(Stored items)
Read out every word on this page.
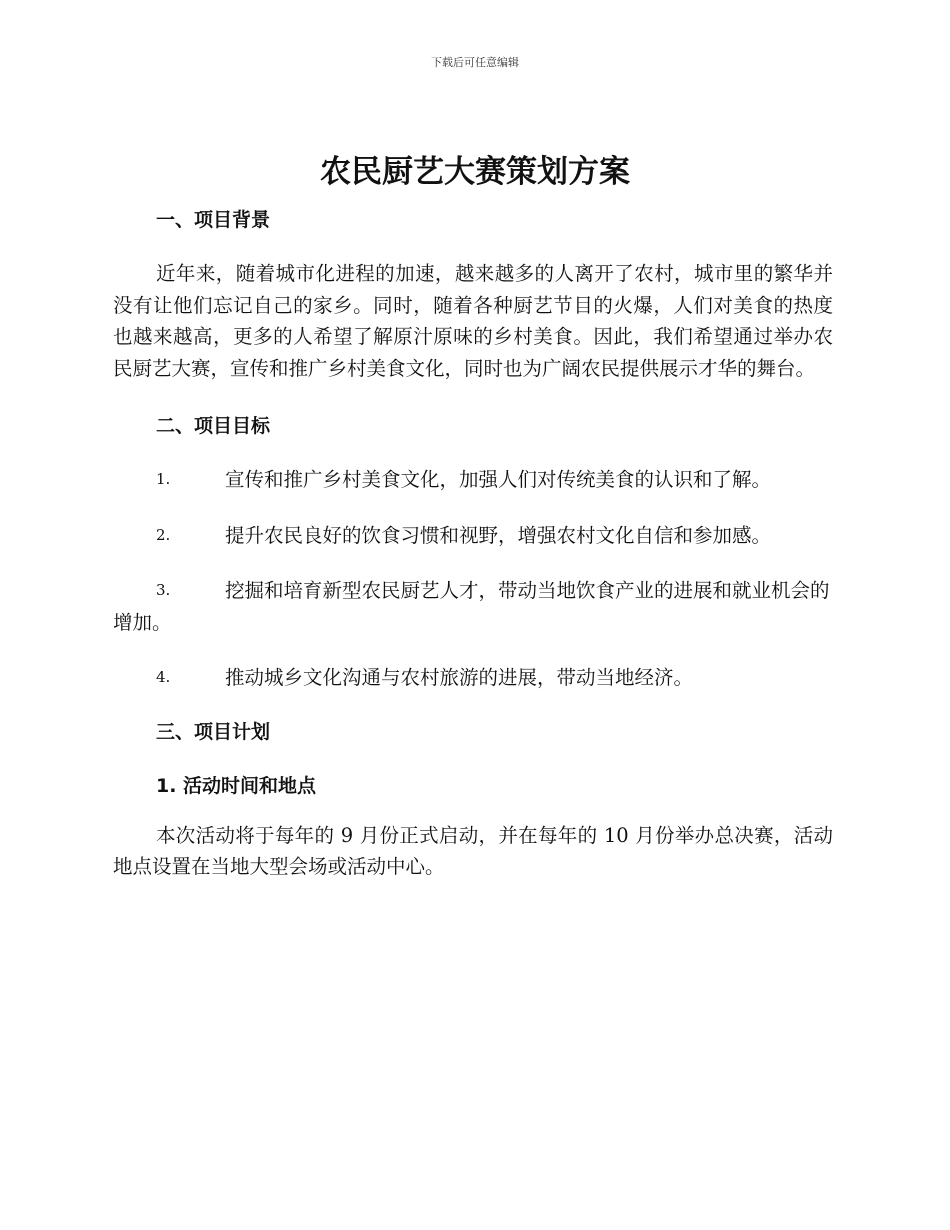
下载后可任意编辑
农民厨艺大赛策划方案
一、项目背景

近年来，随着城市化进程的加速，越来越多的人离开了农村，城市里的繁华并没有让他们忘记自己的家乡。同时，随着各种厨艺节目的火爆，人们对美食的热度也越来越高，更多的人希望了解原汁原味的乡村美食。因此，我们希望通过举办农民厨艺大赛，宣传和推广乡村美食文化，同时也为广阔农民提供展示才华的舞台。

二、项目目标
1.	宣传和推广乡村美食文化，加强人们对传统美食的认识和了解。
2.	提升农民良好的饮食习惯和视野，增强农村文化自信和参加感。
3.	挖掘和培育新型农民厨艺人才，带动当地饮食产业的进展和就业机会的增加。
4.	推动城乡文化沟通与农村旅游的进展，带动当地经济。
三、项目计划
1. 活动时间和地点

本次活动将于每年的 9 月份正式启动，并在每年的 10 月份举办总决赛，活动地点设置在当地大型会场或活动中心。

_DIRECTIONS FOR THIS TASK_: Write out every line of the data that holds the word "宣传和推广乡村美食文化".

_REPLY TO THE EXERCISE_:
近年来，随着城市化进程的加速，越来越多的人离开了农村，城市里的繁华并没有让他们忘记自己的家乡。同时，随着各种厨艺节目的火爆，人们对美食的热度也越来越高，更多的人希望了解原汁原味的乡村美食。因此，我们希望通过举办农民厨艺大赛，宣传和推广乡村美食文化，同时也为广阔农民提供展示才华的舞台。
1.	宣传和推广乡村美食文化，加强人们对传统美食的认识和了解。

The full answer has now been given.